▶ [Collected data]
"""

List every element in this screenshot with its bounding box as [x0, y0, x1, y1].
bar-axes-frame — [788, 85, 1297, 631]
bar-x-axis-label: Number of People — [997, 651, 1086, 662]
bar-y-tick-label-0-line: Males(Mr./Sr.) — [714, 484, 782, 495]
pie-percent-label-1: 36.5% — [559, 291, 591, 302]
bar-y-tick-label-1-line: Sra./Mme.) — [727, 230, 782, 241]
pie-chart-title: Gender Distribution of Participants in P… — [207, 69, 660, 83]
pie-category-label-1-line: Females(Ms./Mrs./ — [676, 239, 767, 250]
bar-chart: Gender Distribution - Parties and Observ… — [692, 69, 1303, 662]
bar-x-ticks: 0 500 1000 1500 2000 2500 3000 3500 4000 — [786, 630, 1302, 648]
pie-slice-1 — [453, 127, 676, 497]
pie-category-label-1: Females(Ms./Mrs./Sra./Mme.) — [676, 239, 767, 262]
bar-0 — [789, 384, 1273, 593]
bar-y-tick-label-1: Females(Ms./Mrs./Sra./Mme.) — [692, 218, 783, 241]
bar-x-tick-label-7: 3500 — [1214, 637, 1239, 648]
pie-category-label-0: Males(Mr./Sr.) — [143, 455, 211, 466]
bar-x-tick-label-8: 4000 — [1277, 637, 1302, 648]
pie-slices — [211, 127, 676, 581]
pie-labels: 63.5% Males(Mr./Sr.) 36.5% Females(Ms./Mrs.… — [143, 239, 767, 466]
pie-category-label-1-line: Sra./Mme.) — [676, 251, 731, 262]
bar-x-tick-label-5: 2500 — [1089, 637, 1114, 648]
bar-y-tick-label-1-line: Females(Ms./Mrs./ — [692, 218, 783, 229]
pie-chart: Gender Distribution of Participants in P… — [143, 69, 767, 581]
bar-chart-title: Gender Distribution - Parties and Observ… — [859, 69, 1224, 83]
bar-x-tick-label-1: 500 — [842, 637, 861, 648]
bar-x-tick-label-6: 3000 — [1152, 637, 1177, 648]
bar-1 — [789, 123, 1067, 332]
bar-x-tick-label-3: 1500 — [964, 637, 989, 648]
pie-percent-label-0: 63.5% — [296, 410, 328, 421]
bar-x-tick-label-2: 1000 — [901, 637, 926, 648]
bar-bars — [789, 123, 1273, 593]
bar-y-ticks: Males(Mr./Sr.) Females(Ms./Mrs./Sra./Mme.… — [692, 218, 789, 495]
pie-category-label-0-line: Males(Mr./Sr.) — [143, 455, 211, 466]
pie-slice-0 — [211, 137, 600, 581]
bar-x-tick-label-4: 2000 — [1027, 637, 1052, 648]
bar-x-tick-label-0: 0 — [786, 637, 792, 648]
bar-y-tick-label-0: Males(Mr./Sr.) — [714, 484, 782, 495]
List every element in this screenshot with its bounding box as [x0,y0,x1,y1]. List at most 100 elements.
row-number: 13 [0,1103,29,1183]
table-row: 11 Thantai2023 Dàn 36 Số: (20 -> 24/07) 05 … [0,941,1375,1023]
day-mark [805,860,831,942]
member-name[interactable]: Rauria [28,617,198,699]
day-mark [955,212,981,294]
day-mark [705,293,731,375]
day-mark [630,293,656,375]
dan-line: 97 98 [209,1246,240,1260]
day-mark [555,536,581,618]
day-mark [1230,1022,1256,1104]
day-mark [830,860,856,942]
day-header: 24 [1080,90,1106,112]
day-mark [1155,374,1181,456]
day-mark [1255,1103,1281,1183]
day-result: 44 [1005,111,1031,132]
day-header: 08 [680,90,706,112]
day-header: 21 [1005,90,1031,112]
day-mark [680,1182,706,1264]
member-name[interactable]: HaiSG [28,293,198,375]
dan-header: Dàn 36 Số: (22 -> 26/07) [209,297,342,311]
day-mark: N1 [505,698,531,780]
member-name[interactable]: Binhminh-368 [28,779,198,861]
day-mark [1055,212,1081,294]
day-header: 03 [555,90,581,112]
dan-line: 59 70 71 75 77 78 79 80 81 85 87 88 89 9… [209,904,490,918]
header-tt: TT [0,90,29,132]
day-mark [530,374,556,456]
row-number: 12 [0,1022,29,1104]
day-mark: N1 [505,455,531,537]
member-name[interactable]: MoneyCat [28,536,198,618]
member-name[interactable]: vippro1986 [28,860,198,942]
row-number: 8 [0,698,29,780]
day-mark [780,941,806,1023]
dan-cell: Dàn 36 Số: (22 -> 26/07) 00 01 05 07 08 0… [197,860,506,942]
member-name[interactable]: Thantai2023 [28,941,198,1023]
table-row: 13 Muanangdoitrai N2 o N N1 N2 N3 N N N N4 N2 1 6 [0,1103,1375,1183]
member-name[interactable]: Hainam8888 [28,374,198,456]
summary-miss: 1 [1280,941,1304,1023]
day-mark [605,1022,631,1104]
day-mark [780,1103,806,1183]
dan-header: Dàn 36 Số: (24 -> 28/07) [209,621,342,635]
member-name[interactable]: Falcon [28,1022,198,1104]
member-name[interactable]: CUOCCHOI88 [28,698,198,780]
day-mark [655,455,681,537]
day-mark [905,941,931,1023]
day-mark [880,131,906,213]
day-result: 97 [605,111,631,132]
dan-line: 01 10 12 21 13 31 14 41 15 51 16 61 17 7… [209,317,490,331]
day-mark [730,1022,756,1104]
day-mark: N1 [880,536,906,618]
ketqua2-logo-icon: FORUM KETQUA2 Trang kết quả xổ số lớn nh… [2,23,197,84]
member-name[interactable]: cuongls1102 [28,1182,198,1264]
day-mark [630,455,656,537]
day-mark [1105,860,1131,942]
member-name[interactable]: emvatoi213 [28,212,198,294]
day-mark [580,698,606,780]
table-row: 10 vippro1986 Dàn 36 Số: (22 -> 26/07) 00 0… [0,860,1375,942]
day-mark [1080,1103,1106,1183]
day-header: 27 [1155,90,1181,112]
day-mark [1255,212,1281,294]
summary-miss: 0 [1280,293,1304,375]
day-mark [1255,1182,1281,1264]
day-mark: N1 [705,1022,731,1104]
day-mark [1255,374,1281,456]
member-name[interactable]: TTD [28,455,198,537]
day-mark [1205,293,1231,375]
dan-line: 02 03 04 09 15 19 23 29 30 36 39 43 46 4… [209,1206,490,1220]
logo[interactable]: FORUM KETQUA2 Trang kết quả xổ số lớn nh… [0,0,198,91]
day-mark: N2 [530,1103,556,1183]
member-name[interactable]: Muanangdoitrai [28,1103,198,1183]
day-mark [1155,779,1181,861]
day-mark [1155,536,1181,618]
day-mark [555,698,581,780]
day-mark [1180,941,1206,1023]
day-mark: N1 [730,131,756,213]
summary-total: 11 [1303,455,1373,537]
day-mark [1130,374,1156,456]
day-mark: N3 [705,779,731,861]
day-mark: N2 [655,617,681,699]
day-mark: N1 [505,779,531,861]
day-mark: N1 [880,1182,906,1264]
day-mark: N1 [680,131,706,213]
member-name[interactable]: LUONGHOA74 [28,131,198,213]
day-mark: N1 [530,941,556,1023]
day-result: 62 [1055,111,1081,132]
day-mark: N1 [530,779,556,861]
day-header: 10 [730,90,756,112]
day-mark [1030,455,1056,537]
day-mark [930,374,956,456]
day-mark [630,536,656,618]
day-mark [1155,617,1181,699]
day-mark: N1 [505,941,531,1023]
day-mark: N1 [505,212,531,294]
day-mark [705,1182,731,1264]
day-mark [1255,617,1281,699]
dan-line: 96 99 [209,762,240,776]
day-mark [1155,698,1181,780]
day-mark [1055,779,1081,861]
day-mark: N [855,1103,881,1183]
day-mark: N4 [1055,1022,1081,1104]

"""

▶ [Task instructions] Render every line of the data above as a numbered list, leaving out any blank lines.

▶ [Solution below]
1. List every element in this screenshot with its bounding box as [x0, y0, x1, y1].
2. bar-axes-frame — [788, 85, 1297, 631]
3. bar-x-axis-label: Number of People — [997, 651, 1086, 662]
4. bar-y-tick-label-0-line: Males(Mr./Sr.) — [714, 484, 782, 495]
5. pie-percent-label-1: 36.5% — [559, 291, 591, 302]
6. bar-y-tick-label-1-line: Sra./Mme.) — [727, 230, 782, 241]
7. pie-chart-title: Gender Distribution of Participants in P… — [207, 69, 660, 83]
8. pie-category-label-1-line: Females(Ms./Mrs./ — [676, 239, 767, 250]
9. bar-chart: Gender Distribution - Parties and Observ… — [692, 69, 1303, 662]
10. bar-x-ticks: 0 500 1000 1500 2000 2500 3000 3500 4000 — [786, 630, 1302, 648]
11. pie-slice-1 — [453, 127, 676, 497]
12. pie-category-label-1: Females(Ms./Mrs./Sra./Mme.) — [676, 239, 767, 262]
13. bar-0 — [789, 384, 1273, 593]
14. bar-y-tick-label-1: Females(Ms./Mrs./Sra./Mme.) — [692, 218, 783, 241]
15. bar-x-tick-label-7: 3500 — [1214, 637, 1239, 648]
16. pie-category-label-0: Males(Mr./Sr.) — [143, 455, 211, 466]
17. bar-x-tick-label-8: 4000 — [1277, 637, 1302, 648]
18. pie-slices — [211, 127, 676, 581]
19. pie-labels: 63.5% Males(Mr./Sr.) 36.5% Females(Ms./Mrs.… — [143, 239, 767, 466]
20. pie-category-label-1-line: Sra./Mme.) — [676, 251, 731, 262]
21. bar-x-tick-label-5: 2500 — [1089, 637, 1114, 648]
22. bar-y-tick-label-1-line: Females(Ms./Mrs./ — [692, 218, 783, 229]
23. pie-chart: Gender Distribution of Participants in P… — [143, 69, 767, 581]
24. bar-chart-title: Gender Distribution - Parties and Observ… — [859, 69, 1224, 83]
25. bar-x-tick-label-1: 500 — [842, 637, 861, 648]
26. bar-x-tick-label-6: 3000 — [1152, 637, 1177, 648]
27. bar-1 — [789, 123, 1067, 332]
28. bar-x-tick-label-3: 1500 — [964, 637, 989, 648]
29. pie-percent-label-0: 63.5% — [296, 410, 328, 421]
30. bar-x-tick-label-2: 1000 — [901, 637, 926, 648]
31. bar-bars — [789, 123, 1273, 593]
32. bar-y-ticks: Males(Mr./Sr.) Females(Ms./Mrs./Sra./Mme.… — [692, 218, 789, 495]
33. pie-category-label-0-line: Males(Mr./Sr.) — [143, 455, 211, 466]
34. pie-slice-0 — [211, 137, 600, 581]
35. bar-x-tick-label-4: 2000 — [1027, 637, 1052, 648]
36. bar-x-tick-label-0: 0 — [786, 637, 792, 648]
37. bar-y-tick-label-0: Males(Mr./Sr.) — [714, 484, 782, 495]
38. List every element in this screenshot with its bounding box as [x0,y0,x1,y1]. List at most 100 elements.
39. row-number: 13 [0,1103,29,1183]
40. table-row: 11 Thantai2023 Dàn 36 Số: (20 -> 24/07) 05 … [0,941,1375,1023]
41. day-mark [805,860,831,942]
42. member-name[interactable]: Rauria [28,617,198,699]
43. day-mark [955,212,981,294]
44. day-mark [705,293,731,375]
45. day-mark [630,293,656,375]
46. dan-line: 97 98 [209,1246,240,1260]
47. day-mark [555,536,581,618]
48. day-mark [1230,1022,1256,1104]
49. day-mark [830,860,856,942]
50. day-header: 24 [1080,90,1106,112]
51. day-mark [1155,374,1181,456]
52. day-mark [1255,1103,1281,1183]
53. day-result: 44 [1005,111,1031,132]
54. day-header: 08 [680,90,706,112]
55. day-header: 21 [1005,90,1031,112]
56. day-mark [680,1182,706,1264]
57. member-name[interactable]: HaiSG [28,293,198,375]
58. dan-header: Dàn 36 Số: (22 -> 26/07) [209,297,342,311]
59. day-mark: N1 [505,698,531,780]
60. member-name[interactable]: Binhminh-368 [28,779,198,861]
61. day-mark [1055,212,1081,294]
62. day-header: 03 [555,90,581,112]
63. dan-line: 59 70 71 75 77 78 79 80 81 85 87 88 89 9… [209,904,490,918]
64. header-tt: TT [0,90,29,132]
65. day-mark [530,374,556,456]
66. row-number: 12 [0,1022,29,1104]
67. day-mark: N1 [505,455,531,537]
68. member-name[interactable]: MoneyCat [28,536,198,618]
69. member-name[interactable]: vippro1986 [28,860,198,942]
70. row-number: 8 [0,698,29,780]
71. day-mark [780,941,806,1023]
72. dan-cell: Dàn 36 Số: (22 -> 26/07) 00 01 05 07 08 0… [197,860,506,942]
73. member-name[interactable]: Thantai2023 [28,941,198,1023]
74. table-row: 13 Muanangdoitrai N2 o N N1 N2 N3 N N N N4 N2 1 6 [0,1103,1375,1183]
75. member-name[interactable]: Hainam8888 [28,374,198,456]
76. summary-miss: 1 [1280,941,1304,1023]
77. day-mark [605,1022,631,1104]
78. day-mark [780,1103,806,1183]
79. dan-header: Dàn 36 Số: (24 -> 28/07) [209,621,342,635]
80. member-name[interactable]: Falcon [28,1022,198,1104]
81. member-name[interactable]: CUOCCHOI88 [28,698,198,780]
82. day-mark [655,455,681,537]
83. day-mark [905,941,931,1023]
84. day-mark [880,131,906,213]
85. day-result: 97 [605,111,631,132]
86. dan-line: 01 10 12 21 13 31 14 41 15 51 16 61 17 7… [209,317,490,331]
87. day-mark [730,1022,756,1104]
88. day-mark: N1 [880,536,906,618]
89. ketqua2-logo-icon: FORUM KETQUA2 Trang kết quả xổ số lớn nh… [2,23,197,84]
90. member-name[interactable]: cuongls1102 [28,1182,198,1264]
91. day-mark [630,455,656,537]
92. day-mark [1105,860,1131,942]
93. member-name[interactable]: emvatoi213 [28,212,198,294]
94. day-mark [580,698,606,780]
95. table-row: 10 vippro1986 Dàn 36 Số: (22 -> 26/07) 00 0… [0,860,1375,942]
96. day-mark [1080,1103,1106,1183]
97. day-header: 27 [1155,90,1181,112]
98. day-mark [1255,212,1281,294]
99. summary-miss: 0 [1280,293,1304,375]
100. day-mark [1255,1182,1281,1264]
101. day-mark: N1 [705,1022,731,1104]
102. day-mark [1255,374,1281,456]
103. member-name[interactable]: TTD [28,455,198,537]
104. day-mark [1205,293,1231,375]
105. dan-line: 02 03 04 09 15 19 23 29 30 36 39 43 46 4… [209,1206,490,1220]
106. logo[interactable]: FORUM KETQUA2 Trang kết quả xổ số lớn nh… [0,0,198,91]
107. day-mark: N2 [530,1103,556,1183]
108. member-name[interactable]: Muanangdoitrai [28,1103,198,1183]
109. day-mark [1155,779,1181,861]
110. day-mark [1155,536,1181,618]
111. day-mark [555,698,581,780]
112. day-mark [1180,941,1206,1023]
113. day-mark: N1 [730,131,756,213]
114. summary-total: 11 [1303,455,1373,537]
115. day-mark [1130,374,1156,456]
116. day-mark: N3 [705,779,731,861]
117. day-mark: N2 [655,617,681,699]
118. day-mark: N1 [505,779,531,861]
119. day-mark: N1 [880,1182,906,1264]
120. day-mark: N1 [680,131,706,213]
121. member-name[interactable]: LUONGHOA74 [28,131,198,213]
122. day-mark: N1 [530,941,556,1023]
123. day-result: 62 [1055,111,1081,132]
124. day-mark: N1 [530,779,556,861]
125. day-header: 10 [730,90,756,112]
126. day-mark [1030,455,1056,537]
127. day-mark [930,374,956,456]
128. day-mark [630,536,656,618]
129. day-mark [1155,617,1181,699]
130. day-mark: N1 [505,941,531,1023]
131. day-mark: N1 [505,212,531,294]
132. day-mark [705,1182,731,1264]
133. day-mark [1255,617,1281,699]
134. dan-line: 96 99 [209,762,240,776]
135. day-mark [1155,698,1181,780]
136. day-mark [1055,779,1081,861]
137. day-mark: N [855,1103,881,1183]
138. day-mark: N4 [1055,1022,1081,1104]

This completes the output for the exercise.